• _Source records_:
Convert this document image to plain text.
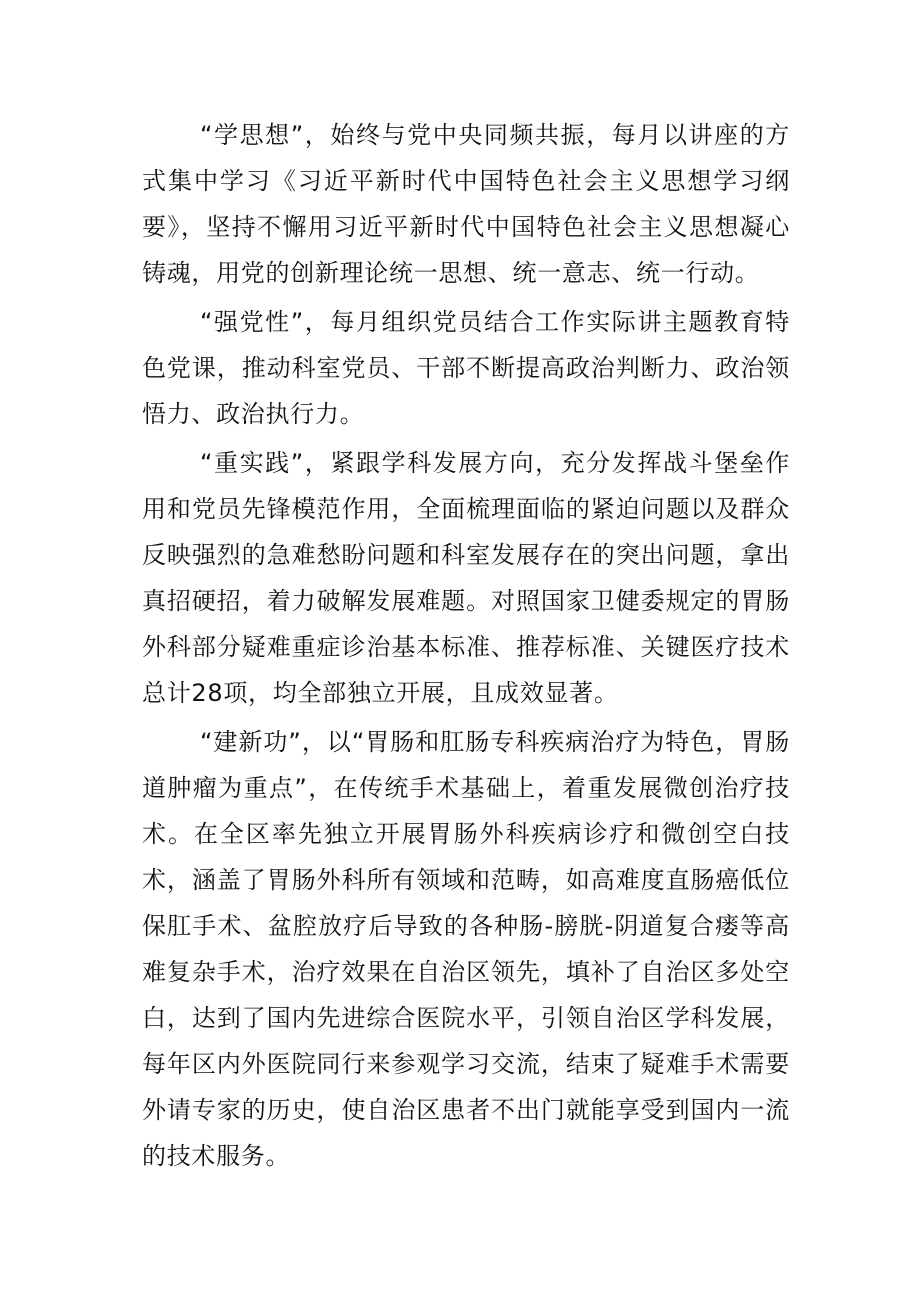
“学思想”，始终与党中央同频共振，每月以讲座的方式集中学习《习近平新时代中国特色社会主义思想学习纲要》，坚持不懈用习近平新时代中国特色社会主义思想凝心铸魂，用党的创新理论统一思想、统一意志、统一行动。

“强党性”，每月组织党员结合工作实际讲主题教育特色党课，推动科室党员、干部不断提高政治判断力、政治领悟力、政治执行力。

“重实践”，紧跟学科发展方向，充分发挥战斗堡垒作用和党员先锋模范作用，全面梳理面临的紧迫问题以及群众反映强烈的急难愁盼问题和科室发展存在的突出问题，拿出真招硬招，着力破解发展难题。对照国家卫健委规定的胃肠外科部分疑难重症诊治基本标准、推荐标准、关键医疗技术总计28项，均全部独立开展，且成效显著。

“建新功”，以“胃肠和肛肠专科疾病治疗为特色，胃肠道肿瘤为重点”，在传统手术基础上，着重发展微创治疗技术。在全区率先独立开展胃肠外科疾病诊疗和微创空白技术，涵盖了胃肠外科所有领域和范畴，如高难度直肠癌低位保肛手术、盆腔放疗后导致的各种肠-膀胱-阴道复合瘘等高难复杂手术，治疗效果在自治区领先，填补了自治区多处空白，达到了国内先进综合医院水平，引领自治区学科发展，每年区内外医院同行来参观学习交流，结束了疑难手术需要外请专家的历史，使自治区患者不出门就能享受到国内一流的技术服务。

• _Set problem_:
Without including any picture, repeat the data exactly.

• _Expected answer_:
Convert this document image to plain text.
“学思想”，始终与党中央同频共振，每月以讲座的方式集中学习《习近平新时代中国特色社会主义思想学习纲要》，坚持不懈用习近平新时代中国特色社会主义思想凝心铸魂，用党的创新理论统一思想、统一意志、统一行动。

“强党性”，每月组织党员结合工作实际讲主题教育特色党课，推动科室党员、干部不断提高政治判断力、政治领悟力、政治执行力。

“重实践”，紧跟学科发展方向，充分发挥战斗堡垒作用和党员先锋模范作用，全面梳理面临的紧迫问题以及群众反映强烈的急难愁盼问题和科室发展存在的突出问题，拿出真招硬招，着力破解发展难题。对照国家卫健委规定的胃肠外科部分疑难重症诊治基本标准、推荐标准、关键医疗技术总计28项，均全部独立开展，且成效显著。

“建新功”，以“胃肠和肛肠专科疾病治疗为特色，胃肠道肿瘤为重点”，在传统手术基础上，着重发展微创治疗技术。在全区率先独立开展胃肠外科疾病诊疗和微创空白技术，涵盖了胃肠外科所有领域和范畴，如高难度直肠癌低位保肛手术、盆腔放疗后导致的各种肠-膀胱-阴道复合瘘等高难复杂手术，治疗效果在自治区领先，填补了自治区多处空白，达到了国内先进综合医院水平，引领自治区学科发展，每年区内外医院同行来参观学习交流，结束了疑难手术需要外请专家的历史，使自治区患者不出门就能享受到国内一流的技术服务。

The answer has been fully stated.